> What you have to do
Each record below should be repeated precisely as written.

> Task material
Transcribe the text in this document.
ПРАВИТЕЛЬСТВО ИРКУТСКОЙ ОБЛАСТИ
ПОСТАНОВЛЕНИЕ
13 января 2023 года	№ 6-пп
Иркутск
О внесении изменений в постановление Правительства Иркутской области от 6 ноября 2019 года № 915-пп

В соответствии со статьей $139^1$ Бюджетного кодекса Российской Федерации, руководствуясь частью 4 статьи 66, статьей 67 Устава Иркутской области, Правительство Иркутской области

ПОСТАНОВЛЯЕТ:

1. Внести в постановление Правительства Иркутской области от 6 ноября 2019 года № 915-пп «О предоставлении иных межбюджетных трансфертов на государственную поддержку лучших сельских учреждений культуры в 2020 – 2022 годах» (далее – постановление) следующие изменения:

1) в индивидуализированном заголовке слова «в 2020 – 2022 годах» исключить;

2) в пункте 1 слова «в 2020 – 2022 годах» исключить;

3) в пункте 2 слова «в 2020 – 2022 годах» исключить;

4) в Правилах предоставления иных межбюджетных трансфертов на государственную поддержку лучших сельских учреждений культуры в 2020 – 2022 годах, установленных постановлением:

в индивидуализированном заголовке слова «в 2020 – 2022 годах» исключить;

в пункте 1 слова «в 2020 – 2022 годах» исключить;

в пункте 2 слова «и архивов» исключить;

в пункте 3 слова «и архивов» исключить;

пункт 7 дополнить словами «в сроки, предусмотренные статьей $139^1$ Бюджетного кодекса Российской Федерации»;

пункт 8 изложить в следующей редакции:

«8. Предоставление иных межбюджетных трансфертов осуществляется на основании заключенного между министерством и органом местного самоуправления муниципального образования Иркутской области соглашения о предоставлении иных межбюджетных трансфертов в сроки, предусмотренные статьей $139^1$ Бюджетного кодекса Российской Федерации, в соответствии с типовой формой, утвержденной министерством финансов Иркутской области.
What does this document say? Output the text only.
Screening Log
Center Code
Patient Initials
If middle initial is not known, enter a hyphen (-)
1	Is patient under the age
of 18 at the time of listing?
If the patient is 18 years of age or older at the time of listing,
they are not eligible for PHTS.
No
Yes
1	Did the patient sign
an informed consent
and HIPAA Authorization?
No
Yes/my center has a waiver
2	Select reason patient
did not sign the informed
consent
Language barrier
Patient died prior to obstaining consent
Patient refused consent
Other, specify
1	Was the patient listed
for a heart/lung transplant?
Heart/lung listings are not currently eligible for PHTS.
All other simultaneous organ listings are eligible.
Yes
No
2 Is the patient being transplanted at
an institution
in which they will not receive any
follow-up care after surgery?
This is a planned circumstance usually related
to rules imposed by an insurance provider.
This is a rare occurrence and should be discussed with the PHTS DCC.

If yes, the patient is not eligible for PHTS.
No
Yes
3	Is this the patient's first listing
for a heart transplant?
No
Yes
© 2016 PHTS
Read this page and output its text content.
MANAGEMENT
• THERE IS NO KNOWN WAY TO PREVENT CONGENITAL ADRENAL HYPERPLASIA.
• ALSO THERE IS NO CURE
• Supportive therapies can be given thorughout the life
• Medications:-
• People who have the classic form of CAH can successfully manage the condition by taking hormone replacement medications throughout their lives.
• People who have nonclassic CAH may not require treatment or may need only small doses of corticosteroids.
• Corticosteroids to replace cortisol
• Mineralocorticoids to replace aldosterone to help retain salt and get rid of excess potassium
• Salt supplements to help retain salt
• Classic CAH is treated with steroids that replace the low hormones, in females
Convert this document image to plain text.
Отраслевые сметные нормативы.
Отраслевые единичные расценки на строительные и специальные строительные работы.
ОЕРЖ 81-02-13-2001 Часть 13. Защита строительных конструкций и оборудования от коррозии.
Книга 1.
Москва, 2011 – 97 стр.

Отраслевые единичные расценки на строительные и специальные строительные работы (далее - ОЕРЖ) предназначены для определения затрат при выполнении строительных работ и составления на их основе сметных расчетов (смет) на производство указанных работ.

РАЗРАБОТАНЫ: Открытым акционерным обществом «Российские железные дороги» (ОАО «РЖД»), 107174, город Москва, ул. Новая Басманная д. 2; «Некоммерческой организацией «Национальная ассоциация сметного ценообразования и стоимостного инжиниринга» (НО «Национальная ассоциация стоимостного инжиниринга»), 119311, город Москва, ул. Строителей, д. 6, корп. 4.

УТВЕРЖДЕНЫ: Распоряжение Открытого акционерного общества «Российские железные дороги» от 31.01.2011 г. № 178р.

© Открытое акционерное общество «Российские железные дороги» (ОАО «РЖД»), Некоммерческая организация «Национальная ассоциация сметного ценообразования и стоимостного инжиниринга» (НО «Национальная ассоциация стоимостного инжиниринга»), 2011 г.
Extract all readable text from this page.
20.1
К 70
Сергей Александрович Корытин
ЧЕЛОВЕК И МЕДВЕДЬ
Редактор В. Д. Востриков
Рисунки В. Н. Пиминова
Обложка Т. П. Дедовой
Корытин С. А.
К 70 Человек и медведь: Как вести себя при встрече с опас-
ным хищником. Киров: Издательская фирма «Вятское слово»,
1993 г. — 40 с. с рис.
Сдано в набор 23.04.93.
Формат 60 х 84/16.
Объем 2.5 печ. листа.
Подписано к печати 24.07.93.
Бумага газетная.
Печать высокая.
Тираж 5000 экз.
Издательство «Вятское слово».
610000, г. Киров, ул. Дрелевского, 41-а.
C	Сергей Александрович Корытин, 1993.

> Result of the task
Transcribe the text in this document.
ПРАВИТЕЛЬСТВО ИРКУТСКОЙ ОБЛАСТИ
ПОСТАНОВЛЕНИЕ
13 января 2023 года	№ 6-пп
Иркутск
О внесении изменений в постановление Правительства Иркутской области от 6 ноября 2019 года № 915-пп

В соответствии со статьей $139^1$ Бюджетного кодекса Российской Федерации, руководствуясь частью 4 статьи 66, статьей 67 Устава Иркутской области, Правительство Иркутской области

ПОСТАНОВЛЯЕТ:

1. Внести в постановление Правительства Иркутской области от 6 ноября 2019 года № 915-пп «О предоставлении иных межбюджетных трансфертов на государственную поддержку лучших сельских учреждений культуры в 2020 – 2022 годах» (далее – постановление) следующие изменения:

1) в индивидуализированном заголовке слова «в 2020 – 2022 годах» исключить;

2) в пункте 1 слова «в 2020 – 2022 годах» исключить;

3) в пункте 2 слова «в 2020 – 2022 годах» исключить;

4) в Правилах предоставления иных межбюджетных трансфертов на государственную поддержку лучших сельских учреждений культуры в 2020 – 2022 годах, установленных постановлением:

в индивидуализированном заголовке слова «в 2020 – 2022 годах» исключить;

в пункте 1 слова «в 2020 – 2022 годах» исключить;

в пункте 2 слова «и архивов» исключить;

в пункте 3 слова «и архивов» исключить;

пункт 7 дополнить словами «в сроки, предусмотренные статьей $139^1$ Бюджетного кодекса Российской Федерации»;

пункт 8 изложить в следующей редакции:

«8. Предоставление иных межбюджетных трансфертов осуществляется на основании заключенного между министерством и органом местного самоуправления муниципального образования Иркутской области соглашения о предоставлении иных межбюджетных трансфертов в сроки, предусмотренные статьей $139^1$ Бюджетного кодекса Российской Федерации, в соответствии с типовой формой, утвержденной министерством финансов Иркутской области.
What does this document say? Output the text only.
Screening Log
Center Code
Patient Initials
If middle initial is not known, enter a hyphen (-)
1	Is patient under the age
of 18 at the time of listing?
If the patient is 18 years of age or older at the time of listing,
they are not eligible for PHTS.
No
Yes
1	Did the patient sign
an informed consent
and HIPAA Authorization?
No
Yes/my center has a waiver
2	Select reason patient
did not sign the informed
consent
Language barrier
Patient died prior to obstaining consent
Patient refused consent
Other, specify
1	Was the patient listed
for a heart/lung transplant?
Heart/lung listings are not currently eligible for PHTS.
All other simultaneous organ listings are eligible.
Yes
No
2 Is the patient being transplanted at
an institution
in which they will not receive any
follow-up care after surgery?
This is a planned circumstance usually related
to rules imposed by an insurance provider.
This is a rare occurrence and should be discussed with the PHTS DCC.

If yes, the patient is not eligible for PHTS.
No
Yes
3	Is this the patient's first listing
for a heart transplant?
No
Yes
© 2016 PHTS
Read this page and output its text content.
MANAGEMENT
• THERE IS NO KNOWN WAY TO PREVENT CONGENITAL ADRENAL HYPERPLASIA.
• ALSO THERE IS NO CURE
• Supportive therapies can be given thorughout the life
• Medications:-
• People who have the classic form of CAH can successfully manage the condition by taking hormone replacement medications throughout their lives.
• People who have nonclassic CAH may not require treatment or may need only small doses of corticosteroids.
• Corticosteroids to replace cortisol
• Mineralocorticoids to replace aldosterone to help retain salt and get rid of excess potassium
• Salt supplements to help retain salt
• Classic CAH is treated with steroids that replace the low hormones, in females
Convert this document image to plain text.
Отраслевые сметные нормативы.
Отраслевые единичные расценки на строительные и специальные строительные работы.
ОЕРЖ 81-02-13-2001 Часть 13. Защита строительных конструкций и оборудования от коррозии.
Книга 1.
Москва, 2011 – 97 стр.

Отраслевые единичные расценки на строительные и специальные строительные работы (далее - ОЕРЖ) предназначены для определения затрат при выполнении строительных работ и составления на их основе сметных расчетов (смет) на производство указанных работ.

РАЗРАБОТАНЫ: Открытым акционерным обществом «Российские железные дороги» (ОАО «РЖД»), 107174, город Москва, ул. Новая Басманная д. 2; «Некоммерческой организацией «Национальная ассоциация сметного ценообразования и стоимостного инжиниринга» (НО «Национальная ассоциация стоимостного инжиниринга»), 119311, город Москва, ул. Строителей, д. 6, корп. 4.

УТВЕРЖДЕНЫ: Распоряжение Открытого акционерного общества «Российские железные дороги» от 31.01.2011 г. № 178р.

© Открытое акционерное общество «Российские железные дороги» (ОАО «РЖД»), Некоммерческая организация «Национальная ассоциация сметного ценообразования и стоимостного инжиниринга» (НО «Национальная ассоциация стоимостного инжиниринга»), 2011 г.
Extract all readable text from this page.
20.1
К 70
Сергей Александрович Корытин
ЧЕЛОВЕК И МЕДВЕДЬ
Редактор В. Д. Востриков
Рисунки В. Н. Пиминова
Обложка Т. П. Дедовой
Корытин С. А.
К 70 Человек и медведь: Как вести себя при встрече с опас-
ным хищником. Киров: Издательская фирма «Вятское слово»,
1993 г. — 40 с. с рис.
Сдано в набор 23.04.93.
Формат 60 х 84/16.
Объем 2.5 печ. листа.
Подписано к печати 24.07.93.
Бумага газетная.
Печать высокая.
Тираж 5000 экз.
Издательство «Вятское слово».
610000, г. Киров, ул. Дрелевского, 41-а.
C	Сергей Александрович Корытин, 1993.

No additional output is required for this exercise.